Every line with the string "需要载体蛋白并消耗能量" should be gathered.

(Data records)
* begin *

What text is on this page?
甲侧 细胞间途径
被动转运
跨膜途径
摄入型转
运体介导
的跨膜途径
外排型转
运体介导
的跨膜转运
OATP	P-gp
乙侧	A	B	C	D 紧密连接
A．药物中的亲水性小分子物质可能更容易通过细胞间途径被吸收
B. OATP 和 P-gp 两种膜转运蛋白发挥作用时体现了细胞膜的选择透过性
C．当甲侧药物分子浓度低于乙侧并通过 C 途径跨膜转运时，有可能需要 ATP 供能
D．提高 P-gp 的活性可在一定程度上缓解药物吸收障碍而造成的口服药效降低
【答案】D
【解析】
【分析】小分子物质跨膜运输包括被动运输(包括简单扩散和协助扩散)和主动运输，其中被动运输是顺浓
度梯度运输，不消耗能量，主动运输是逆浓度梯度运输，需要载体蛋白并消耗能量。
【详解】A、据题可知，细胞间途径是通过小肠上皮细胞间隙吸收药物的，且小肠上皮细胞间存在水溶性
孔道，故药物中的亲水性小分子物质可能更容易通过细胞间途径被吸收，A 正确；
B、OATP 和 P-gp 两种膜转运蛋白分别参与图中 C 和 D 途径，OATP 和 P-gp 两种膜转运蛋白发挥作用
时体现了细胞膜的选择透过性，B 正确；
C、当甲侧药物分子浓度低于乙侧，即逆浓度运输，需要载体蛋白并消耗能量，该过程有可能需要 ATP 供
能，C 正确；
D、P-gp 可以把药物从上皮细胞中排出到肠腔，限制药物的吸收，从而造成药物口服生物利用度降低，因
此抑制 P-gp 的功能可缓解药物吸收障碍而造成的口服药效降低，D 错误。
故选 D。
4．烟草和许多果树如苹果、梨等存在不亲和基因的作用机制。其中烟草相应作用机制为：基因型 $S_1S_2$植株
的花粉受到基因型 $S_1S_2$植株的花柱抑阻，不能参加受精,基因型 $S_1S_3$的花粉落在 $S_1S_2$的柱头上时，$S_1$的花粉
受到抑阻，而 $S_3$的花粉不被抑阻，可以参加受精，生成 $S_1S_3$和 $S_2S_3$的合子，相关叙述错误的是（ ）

* end *

# Complete answer
度梯度运输，不消耗能量，主动运输是逆浓度梯度运输，需要载体蛋白并消耗能量。
C、当甲侧药物分子浓度低于乙侧，即逆浓度运输，需要载体蛋白并消耗能量，该过程有可能需要 ATP 供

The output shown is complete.